*Given text*:
* * * * * * *
Anandamide is under research for its potential involvement in the implantation of the early stage embryo in its blastocyst form into the uterus. Therefore, cannabinoids such as Δ^{9}-THC might influence processes during the earliest stages of human pregnancy. Peak plasma anandamide occurs at ovulation and positively correlates with peak estradiol and gonadotrophin levels, suggesting that these may be involved in the regulation of anandamide levels. Subsequently, anandamide has been proposed as a biomarker of infertility, but so far lacks any predictive values in order to be used clinically.

===Behavior===
Both the CB1 and CB2 receptors (the binding site of anandamide) are under research for a possible role in positive and negative interpretation of environment and setting. The binding relationship of anandamide and the CB1/CB2 may affect neurotransmission of dopamine, serotonin, GABA, and glutamate.

Endocannabinoids may disturb homeostasis in several ways: by enhancing hunger sensations, encouraging increased food intake, and shifting energy balance towards energy storage. A resultant decrease in energy expenditure is observed.

Cortical glutamatergic transmission may be modulated by endocannabinoids during stress and fear habituation.

===Obesity and liver disease===
Blockade of CB1 receptors was found to improve lipid resistance and lipid profile in obese subjects with type 2 diabetes. Elevated anandamide levels are found in people with nonalcoholic fatty liver disease, nonalcoholic steatohepatitis, and liver fibrosis.

===Topical effects===

The American Academy of Dermatology has named topical anandamide a promising therapy for cutaneous lupus erythematosus.

== Biosynthesis ==
In humans, anandamide is biosynthesized from N-arachidonoyl phosphatidylethanolamine (NAPE). In turn, NAPE arises by transfer of arachidonic acid from lecithin to the free amine of cephalin through an N-acyltransferase enzyme. Anandamide synthesis from NAPE occurs via multiple pathways and includes enzymes such as phospholipase A2, phospholipase C and N-acetylphosphatidylethanolamine-hydrolysing phospholipase D (NAPE-PLD), with other key enzymes yet to be identified.

The crystal structure of NAPE-PLD in complex with phosphatidylethanolamine and deoxycholate shows how the cannabinoid anandamide is generated from membrane N-acylphosphatidylethanolamines (NAPEs), and reveals that bile acids – which are mainly involved in the absorption of lipids in the small intestine – modulate its biogenesis.
* * * * * * *
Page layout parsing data

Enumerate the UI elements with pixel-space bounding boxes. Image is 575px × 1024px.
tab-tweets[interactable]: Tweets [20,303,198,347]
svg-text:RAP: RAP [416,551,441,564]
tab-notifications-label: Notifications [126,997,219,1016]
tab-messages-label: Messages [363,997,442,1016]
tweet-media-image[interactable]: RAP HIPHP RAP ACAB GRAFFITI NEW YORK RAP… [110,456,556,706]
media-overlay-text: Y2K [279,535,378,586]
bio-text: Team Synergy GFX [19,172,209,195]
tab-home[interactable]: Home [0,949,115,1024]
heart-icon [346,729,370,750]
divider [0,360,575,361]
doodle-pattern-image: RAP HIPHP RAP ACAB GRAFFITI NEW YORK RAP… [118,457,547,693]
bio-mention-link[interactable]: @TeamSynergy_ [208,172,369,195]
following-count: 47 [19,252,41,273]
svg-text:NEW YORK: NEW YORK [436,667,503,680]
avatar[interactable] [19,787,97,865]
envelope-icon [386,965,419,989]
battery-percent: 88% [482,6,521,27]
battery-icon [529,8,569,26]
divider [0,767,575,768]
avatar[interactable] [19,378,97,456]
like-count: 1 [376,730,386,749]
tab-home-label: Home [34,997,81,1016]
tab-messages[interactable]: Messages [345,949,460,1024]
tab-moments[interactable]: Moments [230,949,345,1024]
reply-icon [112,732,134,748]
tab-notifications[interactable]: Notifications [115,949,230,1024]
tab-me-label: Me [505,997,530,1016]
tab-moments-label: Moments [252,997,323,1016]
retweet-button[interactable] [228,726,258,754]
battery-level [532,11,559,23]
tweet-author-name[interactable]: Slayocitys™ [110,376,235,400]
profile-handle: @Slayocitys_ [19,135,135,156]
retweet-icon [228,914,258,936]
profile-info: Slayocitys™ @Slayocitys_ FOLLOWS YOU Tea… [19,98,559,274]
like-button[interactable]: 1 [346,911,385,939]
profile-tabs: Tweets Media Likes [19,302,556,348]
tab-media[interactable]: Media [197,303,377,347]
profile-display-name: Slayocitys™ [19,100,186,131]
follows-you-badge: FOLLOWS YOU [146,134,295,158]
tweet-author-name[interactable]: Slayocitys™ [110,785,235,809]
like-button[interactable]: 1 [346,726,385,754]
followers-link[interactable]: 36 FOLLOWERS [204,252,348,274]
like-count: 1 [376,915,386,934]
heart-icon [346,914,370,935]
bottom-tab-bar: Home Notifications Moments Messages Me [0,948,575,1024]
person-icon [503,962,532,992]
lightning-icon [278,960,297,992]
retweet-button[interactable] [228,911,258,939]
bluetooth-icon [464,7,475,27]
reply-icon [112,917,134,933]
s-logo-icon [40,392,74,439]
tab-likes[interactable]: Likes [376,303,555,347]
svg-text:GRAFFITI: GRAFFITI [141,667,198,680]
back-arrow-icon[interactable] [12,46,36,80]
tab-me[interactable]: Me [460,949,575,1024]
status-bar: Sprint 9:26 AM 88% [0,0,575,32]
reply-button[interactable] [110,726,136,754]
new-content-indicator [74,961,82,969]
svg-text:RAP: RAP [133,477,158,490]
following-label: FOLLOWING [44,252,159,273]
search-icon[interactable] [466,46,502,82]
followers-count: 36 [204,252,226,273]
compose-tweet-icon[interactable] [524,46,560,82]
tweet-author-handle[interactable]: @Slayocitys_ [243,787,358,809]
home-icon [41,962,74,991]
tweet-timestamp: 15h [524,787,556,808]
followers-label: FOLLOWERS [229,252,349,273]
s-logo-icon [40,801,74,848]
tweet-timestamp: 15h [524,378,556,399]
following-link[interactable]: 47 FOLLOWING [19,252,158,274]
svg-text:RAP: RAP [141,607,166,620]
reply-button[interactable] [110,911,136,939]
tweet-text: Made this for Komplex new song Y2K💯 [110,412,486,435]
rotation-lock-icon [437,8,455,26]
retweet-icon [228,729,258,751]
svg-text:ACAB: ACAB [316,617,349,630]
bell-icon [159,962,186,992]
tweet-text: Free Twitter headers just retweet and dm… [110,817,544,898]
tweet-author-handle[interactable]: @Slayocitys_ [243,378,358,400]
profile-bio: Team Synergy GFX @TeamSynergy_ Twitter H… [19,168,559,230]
* * * * * * *
*Brief A*: Echo the passage on anandamide word for word, starting with "Endocannabinoids may disturb" and going on through "expenditure is observed.".
*Brief B*: According to the passage on anandamide, which organization named topical anandamide a promising therapy for cutaneous lupus erythematosus?
The records stand apart from the text and are unrelated to it.

*Answer space A*:
Endocannabinoids may disturb homeostasis in several ways: by enhancing hunger sensations, encouraging increased food intake, and shifting energy balance towards energy storage. A resultant decrease in energy expenditure is observed.

*Answer space B*: The American Academy of Dermatology